* _Listed records_:
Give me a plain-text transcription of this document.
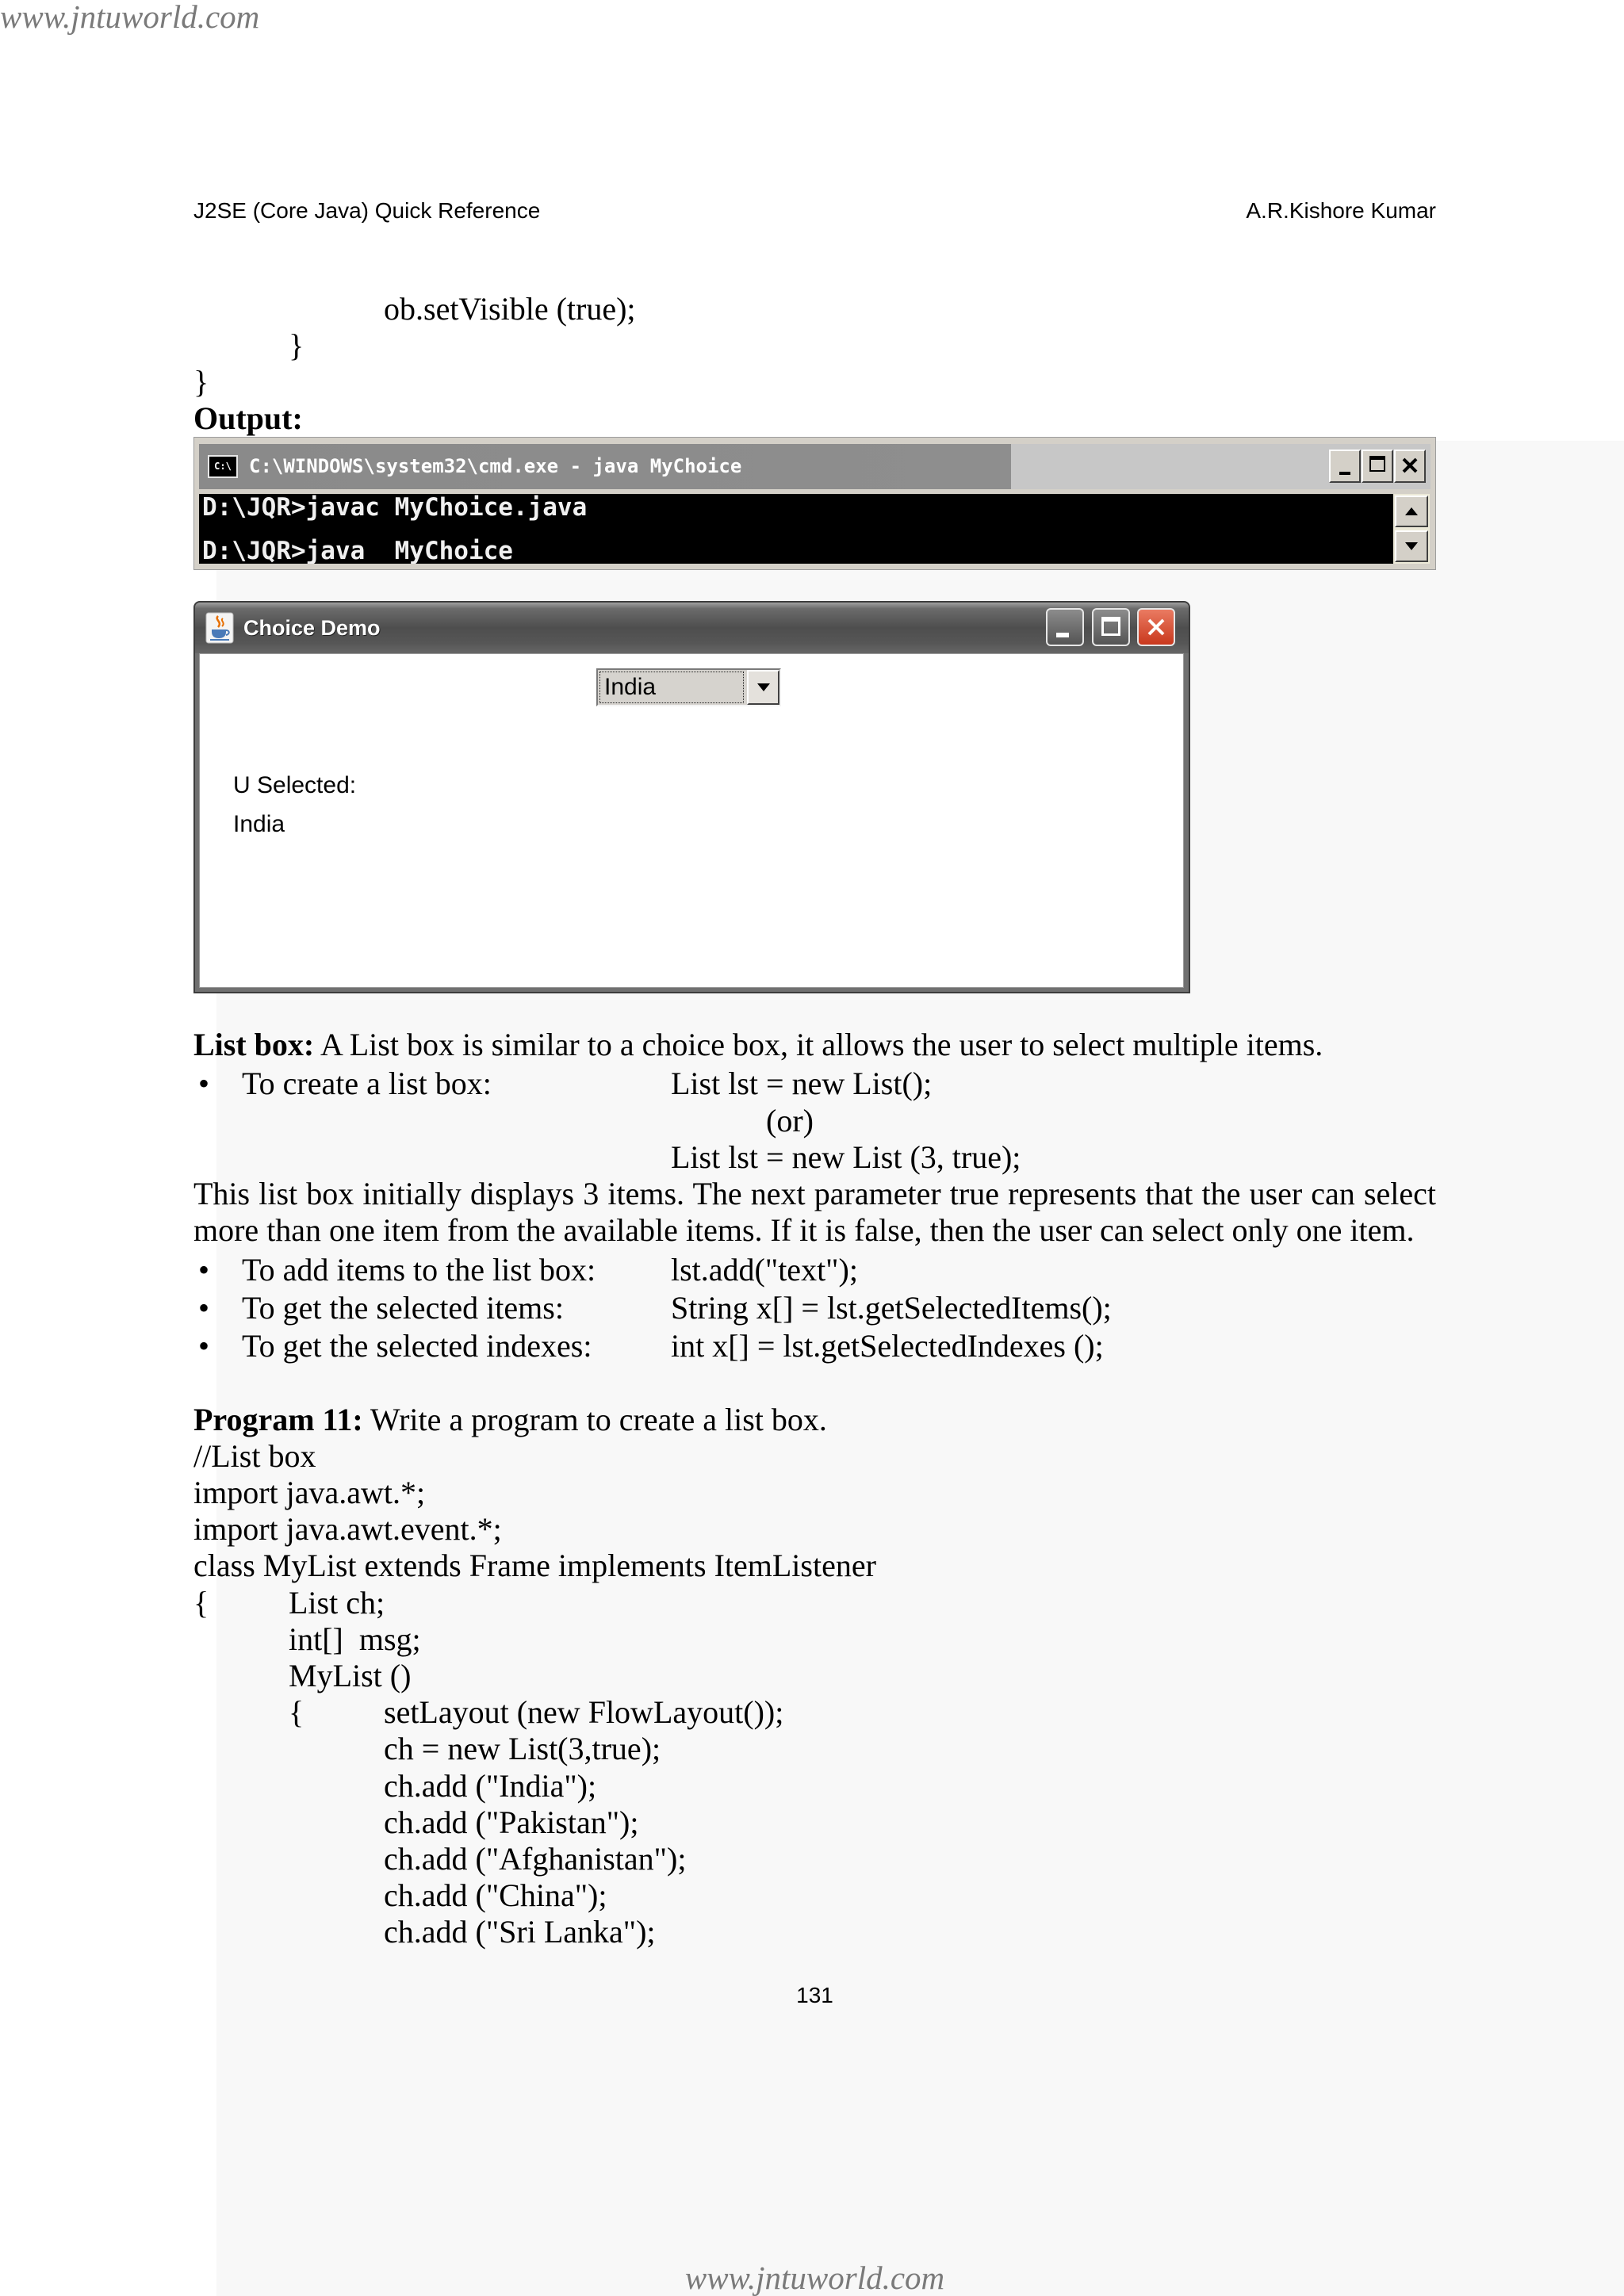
www.jntuworld.com
J2SE (Core Java) Quick Reference	A.R.Kishore Kumar
ob.setVisible (true);
}
}
Output:
C:\ C:\WINDOWS\system32\cmd.exe - java MyChoice
D:\JQR>javac MyChoice.java
D:\JQR>java  MyChoice
Choice Demo
India
U Selected:
India
List box: A List box is similar to a choice box, it allows the user to select multiple items.
• To create a list box:	List lst = new List();
(or)
List lst = new List (3, true);
This list box initially displays 3 items. The next parameter true represents that the user can select
more than one item from the available items. If it is false, then the user can select only one item.
• To add items to the list box: lst.add("text");
• To get the selected items:	String x[] = lst.getSelectedItems();
• To get the selected indexes: int x[] = lst.getSelectedIndexes ();
Program 11: Write a program to create a list box.
//List box
import java.awt.*;
import java.awt.event.*;
class MyList extends Frame implements ItemListener
{	List ch;
int[]  msg;
MyList ()
{	setLayout (new FlowLayout());
ch = new List(3,true);
ch.add ("India");
ch.add ("Pakistan");
ch.add ("Afghanistan");
ch.add ("China");
ch.add ("Sri Lanka");
131
www.jntuworld.com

* _Job_: Make an exact copy of the whole listing, but don't bring over any pictures.

* _Complete output_:
Give me a plain-text transcription of this document.
www.jntuworld.com
J2SE (Core Java) Quick Reference	A.R.Kishore Kumar
ob.setVisible (true);
}
}
Output:
C:\ C:\WINDOWS\system32\cmd.exe - java MyChoice
D:\JQR>javac MyChoice.java
D:\JQR>java  MyChoice
Choice Demo
India
U Selected:
India
List box: A List box is similar to a choice box, it allows the user to select multiple items.
• To create a list box:	List lst = new List();
(or)
List lst = new List (3, true);
This list box initially displays 3 items. The next parameter true represents that the user can select
more than one item from the available items. If it is false, then the user can select only one item.
• To add items to the list box: lst.add("text");
• To get the selected items:	String x[] = lst.getSelectedItems();
• To get the selected indexes: int x[] = lst.getSelectedIndexes ();
Program 11: Write a program to create a list box.
//List box
import java.awt.*;
import java.awt.event.*;
class MyList extends Frame implements ItemListener
{	List ch;
int[]  msg;
MyList ()
{	setLayout (new FlowLayout());
ch = new List(3,true);
ch.add ("India");
ch.add ("Pakistan");
ch.add ("Afghanistan");
ch.add ("China");
ch.add ("Sri Lanka");
131
www.jntuworld.com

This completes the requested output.